[BEGIN]

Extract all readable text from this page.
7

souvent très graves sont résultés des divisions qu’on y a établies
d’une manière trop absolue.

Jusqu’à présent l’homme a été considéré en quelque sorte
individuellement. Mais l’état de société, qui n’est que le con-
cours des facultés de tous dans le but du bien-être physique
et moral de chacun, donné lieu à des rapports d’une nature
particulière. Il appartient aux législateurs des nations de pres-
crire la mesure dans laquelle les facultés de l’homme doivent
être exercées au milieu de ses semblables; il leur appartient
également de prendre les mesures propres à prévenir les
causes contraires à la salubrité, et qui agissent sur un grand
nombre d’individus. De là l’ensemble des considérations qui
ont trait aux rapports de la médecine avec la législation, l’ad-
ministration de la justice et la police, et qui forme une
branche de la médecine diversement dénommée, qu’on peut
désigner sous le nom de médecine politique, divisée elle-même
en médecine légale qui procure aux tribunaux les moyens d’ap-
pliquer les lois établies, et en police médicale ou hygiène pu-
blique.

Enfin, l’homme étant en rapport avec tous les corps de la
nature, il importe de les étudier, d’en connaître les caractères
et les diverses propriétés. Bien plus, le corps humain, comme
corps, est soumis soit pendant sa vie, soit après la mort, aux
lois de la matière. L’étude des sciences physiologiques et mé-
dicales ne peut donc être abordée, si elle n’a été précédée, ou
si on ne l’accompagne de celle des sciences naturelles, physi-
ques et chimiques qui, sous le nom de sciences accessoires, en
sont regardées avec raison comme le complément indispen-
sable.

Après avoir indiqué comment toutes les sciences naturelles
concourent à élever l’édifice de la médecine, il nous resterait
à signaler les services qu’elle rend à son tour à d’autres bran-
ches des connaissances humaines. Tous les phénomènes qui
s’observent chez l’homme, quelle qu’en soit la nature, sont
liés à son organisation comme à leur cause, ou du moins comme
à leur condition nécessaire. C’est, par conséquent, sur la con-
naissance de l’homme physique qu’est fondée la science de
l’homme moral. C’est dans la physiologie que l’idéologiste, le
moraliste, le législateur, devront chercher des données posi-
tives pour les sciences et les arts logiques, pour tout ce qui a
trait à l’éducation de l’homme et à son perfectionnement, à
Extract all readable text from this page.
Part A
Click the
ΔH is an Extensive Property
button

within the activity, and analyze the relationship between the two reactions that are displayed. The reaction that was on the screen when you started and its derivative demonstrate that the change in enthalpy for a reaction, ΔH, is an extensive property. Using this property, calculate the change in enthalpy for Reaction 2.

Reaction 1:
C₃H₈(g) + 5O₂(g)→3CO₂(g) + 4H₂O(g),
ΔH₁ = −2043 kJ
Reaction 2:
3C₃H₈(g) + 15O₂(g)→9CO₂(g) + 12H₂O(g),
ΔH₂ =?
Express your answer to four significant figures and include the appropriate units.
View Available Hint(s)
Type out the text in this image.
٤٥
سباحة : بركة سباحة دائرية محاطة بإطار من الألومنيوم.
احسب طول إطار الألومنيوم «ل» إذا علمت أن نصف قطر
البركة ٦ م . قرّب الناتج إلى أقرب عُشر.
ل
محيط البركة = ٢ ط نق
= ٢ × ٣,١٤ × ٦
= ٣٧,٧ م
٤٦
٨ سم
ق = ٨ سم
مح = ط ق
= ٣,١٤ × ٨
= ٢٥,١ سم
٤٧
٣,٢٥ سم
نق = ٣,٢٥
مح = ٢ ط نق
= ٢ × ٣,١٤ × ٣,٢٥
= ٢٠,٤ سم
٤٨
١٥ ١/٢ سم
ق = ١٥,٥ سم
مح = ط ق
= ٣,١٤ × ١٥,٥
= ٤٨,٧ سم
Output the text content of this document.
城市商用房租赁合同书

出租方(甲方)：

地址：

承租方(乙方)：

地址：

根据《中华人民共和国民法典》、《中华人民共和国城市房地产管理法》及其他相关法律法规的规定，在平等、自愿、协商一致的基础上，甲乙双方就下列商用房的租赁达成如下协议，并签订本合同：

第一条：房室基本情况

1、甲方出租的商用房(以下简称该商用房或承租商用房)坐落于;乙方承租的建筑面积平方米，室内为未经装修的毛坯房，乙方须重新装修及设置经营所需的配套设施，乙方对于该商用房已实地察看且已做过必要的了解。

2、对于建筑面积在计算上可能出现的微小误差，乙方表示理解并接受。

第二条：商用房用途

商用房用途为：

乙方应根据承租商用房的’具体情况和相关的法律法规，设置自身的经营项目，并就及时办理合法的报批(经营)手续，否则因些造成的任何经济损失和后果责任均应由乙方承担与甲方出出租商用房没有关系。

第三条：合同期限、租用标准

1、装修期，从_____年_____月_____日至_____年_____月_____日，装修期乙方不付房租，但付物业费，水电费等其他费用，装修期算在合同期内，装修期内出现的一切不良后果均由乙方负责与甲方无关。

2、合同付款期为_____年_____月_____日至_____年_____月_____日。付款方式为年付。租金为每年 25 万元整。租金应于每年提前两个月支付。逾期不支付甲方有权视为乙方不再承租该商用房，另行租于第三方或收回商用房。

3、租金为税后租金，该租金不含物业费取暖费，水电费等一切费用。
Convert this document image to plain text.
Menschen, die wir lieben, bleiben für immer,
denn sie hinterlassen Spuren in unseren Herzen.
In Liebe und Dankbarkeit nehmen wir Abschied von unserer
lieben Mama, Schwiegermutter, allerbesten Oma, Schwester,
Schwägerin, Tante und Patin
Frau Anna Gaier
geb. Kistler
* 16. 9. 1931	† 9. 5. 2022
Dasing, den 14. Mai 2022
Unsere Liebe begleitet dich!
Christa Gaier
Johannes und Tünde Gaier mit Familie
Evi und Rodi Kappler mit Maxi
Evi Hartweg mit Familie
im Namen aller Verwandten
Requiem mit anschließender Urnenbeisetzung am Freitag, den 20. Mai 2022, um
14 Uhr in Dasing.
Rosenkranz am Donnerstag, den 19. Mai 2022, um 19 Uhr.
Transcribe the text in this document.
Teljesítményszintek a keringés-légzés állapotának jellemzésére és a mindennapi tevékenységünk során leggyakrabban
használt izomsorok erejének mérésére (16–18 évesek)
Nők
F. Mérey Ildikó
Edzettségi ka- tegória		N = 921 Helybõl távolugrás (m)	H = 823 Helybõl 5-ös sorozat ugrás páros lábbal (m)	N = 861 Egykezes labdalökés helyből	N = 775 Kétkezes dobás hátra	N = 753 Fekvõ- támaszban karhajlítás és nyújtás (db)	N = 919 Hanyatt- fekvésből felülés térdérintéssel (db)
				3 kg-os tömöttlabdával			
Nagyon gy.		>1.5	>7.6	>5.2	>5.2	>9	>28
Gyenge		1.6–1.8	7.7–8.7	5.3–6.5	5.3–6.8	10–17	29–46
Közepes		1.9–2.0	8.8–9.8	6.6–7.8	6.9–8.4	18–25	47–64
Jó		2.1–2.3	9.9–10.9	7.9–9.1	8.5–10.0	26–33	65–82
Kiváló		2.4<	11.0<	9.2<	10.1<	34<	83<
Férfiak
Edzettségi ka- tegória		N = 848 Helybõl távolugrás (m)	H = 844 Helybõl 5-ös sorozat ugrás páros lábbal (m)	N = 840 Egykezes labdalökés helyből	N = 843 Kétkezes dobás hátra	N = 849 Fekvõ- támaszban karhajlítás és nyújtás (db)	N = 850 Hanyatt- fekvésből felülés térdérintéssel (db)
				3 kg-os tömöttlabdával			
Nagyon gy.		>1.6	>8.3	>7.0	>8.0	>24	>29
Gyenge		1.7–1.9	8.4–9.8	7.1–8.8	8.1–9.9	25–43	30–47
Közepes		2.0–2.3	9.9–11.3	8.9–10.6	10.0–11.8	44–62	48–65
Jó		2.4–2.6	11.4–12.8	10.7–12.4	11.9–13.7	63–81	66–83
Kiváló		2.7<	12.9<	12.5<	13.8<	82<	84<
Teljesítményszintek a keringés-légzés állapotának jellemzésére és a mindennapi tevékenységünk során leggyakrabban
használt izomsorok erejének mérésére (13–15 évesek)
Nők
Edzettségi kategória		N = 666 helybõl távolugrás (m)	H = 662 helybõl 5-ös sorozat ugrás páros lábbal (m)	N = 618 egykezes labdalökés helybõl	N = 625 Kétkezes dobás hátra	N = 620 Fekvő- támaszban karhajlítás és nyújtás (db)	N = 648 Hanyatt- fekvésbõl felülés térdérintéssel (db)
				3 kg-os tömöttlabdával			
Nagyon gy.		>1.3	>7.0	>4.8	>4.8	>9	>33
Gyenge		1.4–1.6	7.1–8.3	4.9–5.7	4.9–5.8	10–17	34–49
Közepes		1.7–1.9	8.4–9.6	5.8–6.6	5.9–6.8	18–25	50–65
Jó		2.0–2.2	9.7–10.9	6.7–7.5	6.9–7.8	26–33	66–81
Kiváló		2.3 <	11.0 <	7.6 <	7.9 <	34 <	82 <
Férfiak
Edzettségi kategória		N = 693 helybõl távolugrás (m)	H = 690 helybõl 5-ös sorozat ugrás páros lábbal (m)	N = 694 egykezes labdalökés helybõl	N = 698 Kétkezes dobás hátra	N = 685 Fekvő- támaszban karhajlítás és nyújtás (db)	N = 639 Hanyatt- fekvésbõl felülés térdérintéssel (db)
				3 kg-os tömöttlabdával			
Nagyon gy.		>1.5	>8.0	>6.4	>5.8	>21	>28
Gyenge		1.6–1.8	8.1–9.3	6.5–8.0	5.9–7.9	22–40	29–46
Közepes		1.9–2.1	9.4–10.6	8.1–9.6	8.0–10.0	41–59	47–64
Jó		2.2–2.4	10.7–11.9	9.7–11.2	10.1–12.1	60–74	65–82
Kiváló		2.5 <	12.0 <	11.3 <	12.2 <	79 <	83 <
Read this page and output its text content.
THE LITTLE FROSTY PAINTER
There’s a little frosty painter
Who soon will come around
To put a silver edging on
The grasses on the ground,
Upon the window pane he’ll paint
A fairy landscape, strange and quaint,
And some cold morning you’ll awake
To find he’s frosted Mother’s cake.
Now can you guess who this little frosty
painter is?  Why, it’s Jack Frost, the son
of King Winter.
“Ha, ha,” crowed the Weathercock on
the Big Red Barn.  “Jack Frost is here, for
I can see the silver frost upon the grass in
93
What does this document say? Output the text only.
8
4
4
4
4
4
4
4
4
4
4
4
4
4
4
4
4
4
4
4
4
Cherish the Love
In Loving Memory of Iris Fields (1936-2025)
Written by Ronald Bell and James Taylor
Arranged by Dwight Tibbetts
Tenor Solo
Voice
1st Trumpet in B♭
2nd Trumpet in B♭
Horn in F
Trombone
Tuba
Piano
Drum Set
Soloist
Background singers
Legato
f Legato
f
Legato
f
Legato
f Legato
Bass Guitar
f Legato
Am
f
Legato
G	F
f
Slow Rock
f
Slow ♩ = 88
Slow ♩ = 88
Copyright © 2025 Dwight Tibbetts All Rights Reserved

[END]

▶ WHAT THIS TASK INVOLVES: Reproduce the lines from the one containing "What does this" to the end of the entries, keeping both ends and adding nothing.

▶ RESULT OF THIS TASK:
What does this document say? Output the text only.
8
4
4
4
4
4
4
4
4
4
4
4
4
4
4
4
4
4
4
4
4
Cherish the Love
In Loving Memory of Iris Fields (1936-2025)
Written by Ronald Bell and James Taylor
Arranged by Dwight Tibbetts
Tenor Solo
Voice
1st Trumpet in B♭
2nd Trumpet in B♭
Horn in F
Trombone
Tuba
Piano
Drum Set
Soloist
Background singers
Legato
f Legato
f
Legato
f
Legato
f Legato
Bass Guitar
f Legato
Am
f
Legato
G	F
f
Slow Rock
f
Slow ♩ = 88
Slow ♩ = 88
Copyright © 2025 Dwight Tibbetts All Rights Reserved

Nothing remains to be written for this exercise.